[Dataset listings of figures]
--- start ---

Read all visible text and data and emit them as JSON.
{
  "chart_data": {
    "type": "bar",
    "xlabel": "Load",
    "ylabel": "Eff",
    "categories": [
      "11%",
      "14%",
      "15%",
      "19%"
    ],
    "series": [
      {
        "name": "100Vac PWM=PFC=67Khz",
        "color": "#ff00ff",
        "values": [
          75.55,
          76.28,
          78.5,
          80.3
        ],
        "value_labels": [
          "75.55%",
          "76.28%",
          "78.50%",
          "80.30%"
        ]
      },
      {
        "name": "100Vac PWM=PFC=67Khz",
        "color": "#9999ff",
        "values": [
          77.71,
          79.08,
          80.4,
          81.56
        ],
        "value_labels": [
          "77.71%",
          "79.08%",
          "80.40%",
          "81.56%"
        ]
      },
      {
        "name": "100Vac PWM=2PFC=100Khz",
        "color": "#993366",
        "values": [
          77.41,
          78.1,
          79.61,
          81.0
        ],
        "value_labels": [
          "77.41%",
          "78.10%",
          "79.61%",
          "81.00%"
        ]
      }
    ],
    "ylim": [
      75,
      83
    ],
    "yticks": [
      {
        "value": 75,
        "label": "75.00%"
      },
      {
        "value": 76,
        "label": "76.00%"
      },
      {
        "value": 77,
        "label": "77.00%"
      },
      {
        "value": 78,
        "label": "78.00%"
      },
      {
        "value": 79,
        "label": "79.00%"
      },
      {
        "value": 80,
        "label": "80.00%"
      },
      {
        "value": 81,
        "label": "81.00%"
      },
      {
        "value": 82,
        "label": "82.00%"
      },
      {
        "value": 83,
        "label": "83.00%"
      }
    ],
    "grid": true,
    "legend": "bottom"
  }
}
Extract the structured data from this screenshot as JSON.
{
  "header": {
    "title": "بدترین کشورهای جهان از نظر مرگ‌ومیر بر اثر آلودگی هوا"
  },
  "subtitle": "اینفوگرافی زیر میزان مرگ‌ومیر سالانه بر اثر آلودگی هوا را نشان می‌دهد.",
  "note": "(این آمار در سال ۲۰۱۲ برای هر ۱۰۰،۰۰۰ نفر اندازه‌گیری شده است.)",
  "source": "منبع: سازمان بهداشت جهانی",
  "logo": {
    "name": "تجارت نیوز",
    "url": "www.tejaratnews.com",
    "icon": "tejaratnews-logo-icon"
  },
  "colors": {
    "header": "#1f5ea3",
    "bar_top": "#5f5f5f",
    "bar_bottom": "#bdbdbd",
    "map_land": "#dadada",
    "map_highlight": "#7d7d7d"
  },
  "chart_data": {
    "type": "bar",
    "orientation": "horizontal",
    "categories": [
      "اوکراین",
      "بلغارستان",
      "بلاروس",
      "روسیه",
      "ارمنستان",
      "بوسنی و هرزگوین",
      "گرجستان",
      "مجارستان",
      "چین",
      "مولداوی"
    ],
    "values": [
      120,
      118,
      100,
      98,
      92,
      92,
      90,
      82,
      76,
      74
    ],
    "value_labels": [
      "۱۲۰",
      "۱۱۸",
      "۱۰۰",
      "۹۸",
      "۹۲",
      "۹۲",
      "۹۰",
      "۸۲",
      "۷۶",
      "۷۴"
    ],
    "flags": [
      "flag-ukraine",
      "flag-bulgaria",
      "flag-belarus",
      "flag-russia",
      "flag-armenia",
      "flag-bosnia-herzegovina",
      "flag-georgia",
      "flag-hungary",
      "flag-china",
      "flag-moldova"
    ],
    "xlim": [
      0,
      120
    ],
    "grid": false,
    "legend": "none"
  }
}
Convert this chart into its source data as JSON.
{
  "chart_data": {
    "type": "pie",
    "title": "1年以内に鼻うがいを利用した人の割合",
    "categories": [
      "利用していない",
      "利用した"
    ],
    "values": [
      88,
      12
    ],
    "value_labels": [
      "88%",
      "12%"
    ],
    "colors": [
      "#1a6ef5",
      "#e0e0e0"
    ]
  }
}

--- end ---

(Exercise objective) Write out the complete set of records exactly as given.

(Answer to this exercise)
Read all visible text and data and emit them as JSON.
{
  "chart_data": {
    "type": "bar",
    "xlabel": "Load",
    "ylabel": "Eff",
    "categories": [
      "11%",
      "14%",
      "15%",
      "19%"
    ],
    "series": [
      {
        "name": "100Vac PWM=PFC=67Khz",
        "color": "#ff00ff",
        "values": [
          75.55,
          76.28,
          78.5,
          80.3
        ],
        "value_labels": [
          "75.55%",
          "76.28%",
          "78.50%",
          "80.30%"
        ]
      },
      {
        "name": "100Vac PWM=PFC=67Khz",
        "color": "#9999ff",
        "values": [
          77.71,
          79.08,
          80.4,
          81.56
        ],
        "value_labels": [
          "77.71%",
          "79.08%",
          "80.40%",
          "81.56%"
        ]
      },
      {
        "name": "100Vac PWM=2PFC=100Khz",
        "color": "#993366",
        "values": [
          77.41,
          78.1,
          79.61,
          81.0
        ],
        "value_labels": [
          "77.41%",
          "78.10%",
          "79.61%",
          "81.00%"
        ]
      }
    ],
    "ylim": [
      75,
      83
    ],
    "yticks": [
      {
        "value": 75,
        "label": "75.00%"
      },
      {
        "value": 76,
        "label": "76.00%"
      },
      {
        "value": 77,
        "label": "77.00%"
      },
      {
        "value": 78,
        "label": "78.00%"
      },
      {
        "value": 79,
        "label": "79.00%"
      },
      {
        "value": 80,
        "label": "80.00%"
      },
      {
        "value": 81,
        "label": "81.00%"
      },
      {
        "value": 82,
        "label": "82.00%"
      },
      {
        "value": 83,
        "label": "83.00%"
      }
    ],
    "grid": true,
    "legend": "bottom"
  }
}
Extract the structured data from this screenshot as JSON.
{
  "header": {
    "title": "بدترین کشورهای جهان از نظر مرگ‌ومیر بر اثر آلودگی هوا"
  },
  "subtitle": "اینفوگرافی زیر میزان مرگ‌ومیر سالانه بر اثر آلودگی هوا را نشان می‌دهد.",
  "note": "(این آمار در سال ۲۰۱۲ برای هر ۱۰۰،۰۰۰ نفر اندازه‌گیری شده است.)",
  "source": "منبع: سازمان بهداشت جهانی",
  "logo": {
    "name": "تجارت نیوز",
    "url": "www.tejaratnews.com",
    "icon": "tejaratnews-logo-icon"
  },
  "colors": {
    "header": "#1f5ea3",
    "bar_top": "#5f5f5f",
    "bar_bottom": "#bdbdbd",
    "map_land": "#dadada",
    "map_highlight": "#7d7d7d"
  },
  "chart_data": {
    "type": "bar",
    "orientation": "horizontal",
    "categories": [
      "اوکراین",
      "بلغارستان",
      "بلاروس",
      "روسیه",
      "ارمنستان",
      "بوسنی و هرزگوین",
      "گرجستان",
      "مجارستان",
      "چین",
      "مولداوی"
    ],
    "values": [
      120,
      118,
      100,
      98,
      92,
      92,
      90,
      82,
      76,
      74
    ],
    "value_labels": [
      "۱۲۰",
      "۱۱۸",
      "۱۰۰",
      "۹۸",
      "۹۲",
      "۹۲",
      "۹۰",
      "۸۲",
      "۷۶",
      "۷۴"
    ],
    "flags": [
      "flag-ukraine",
      "flag-bulgaria",
      "flag-belarus",
      "flag-russia",
      "flag-armenia",
      "flag-bosnia-herzegovina",
      "flag-georgia",
      "flag-hungary",
      "flag-china",
      "flag-moldova"
    ],
    "xlim": [
      0,
      120
    ],
    "grid": false,
    "legend": "none"
  }
}
Convert this chart into its source data as JSON.
{
  "chart_data": {
    "type": "pie",
    "title": "1年以内に鼻うがいを利用した人の割合",
    "categories": [
      "利用していない",
      "利用した"
    ],
    "values": [
      88,
      12
    ],
    "value_labels": [
      "88%",
      "12%"
    ],
    "colors": [
      "#1a6ef5",
      "#e0e0e0"
    ]
  }
}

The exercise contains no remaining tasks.